What you will do :: All of the data below should be written out exactly.

━━━━━ Given entries ━━━━━

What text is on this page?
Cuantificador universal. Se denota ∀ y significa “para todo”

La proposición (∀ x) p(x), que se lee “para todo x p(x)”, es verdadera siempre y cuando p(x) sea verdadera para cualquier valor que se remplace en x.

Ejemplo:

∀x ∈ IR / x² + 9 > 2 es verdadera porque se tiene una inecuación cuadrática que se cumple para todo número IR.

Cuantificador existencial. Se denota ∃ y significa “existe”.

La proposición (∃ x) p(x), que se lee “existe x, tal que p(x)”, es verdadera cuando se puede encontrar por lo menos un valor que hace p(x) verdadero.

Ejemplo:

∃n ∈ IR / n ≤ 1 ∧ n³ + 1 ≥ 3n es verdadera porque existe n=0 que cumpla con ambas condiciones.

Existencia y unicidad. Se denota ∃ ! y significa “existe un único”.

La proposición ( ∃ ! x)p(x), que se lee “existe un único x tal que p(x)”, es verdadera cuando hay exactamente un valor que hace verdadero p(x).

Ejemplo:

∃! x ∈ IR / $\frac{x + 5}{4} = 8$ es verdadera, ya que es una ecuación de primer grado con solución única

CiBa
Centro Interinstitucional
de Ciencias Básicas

━━━━━

Written response ::
What text is on this page?
Cuantificador universal. Se denota ∀ y significa “para todo”

La proposición (∀ x) p(x), que se lee “para todo x p(x)”, es verdadera siempre y cuando p(x) sea verdadera para cualquier valor que se remplace en x.

Ejemplo:

∀x ∈ IR / x² + 9 > 2 es verdadera porque se tiene una inecuación cuadrática que se cumple para todo número IR.

Cuantificador existencial. Se denota ∃ y significa “existe”.

La proposición (∃ x) p(x), que se lee “existe x, tal que p(x)”, es verdadera cuando se puede encontrar por lo menos un valor que hace p(x) verdadero.

Ejemplo:

∃n ∈ IR / n ≤ 1 ∧ n³ + 1 ≥ 3n es verdadera porque existe n=0 que cumpla con ambas condiciones.

Existencia y unicidad. Se denota ∃ ! y significa “existe un único”.

La proposición ( ∃ ! x)p(x), que se lee “existe un único x tal que p(x)”, es verdadera cuando hay exactamente un valor que hace verdadero p(x).

Ejemplo:

∃! x ∈ IR / $\frac{x + 5}{4} = 8$ es verdadera, ya que es una ecuación de primer grado con solución única

CiBa
Centro Interinstitucional
de Ciencias Básicas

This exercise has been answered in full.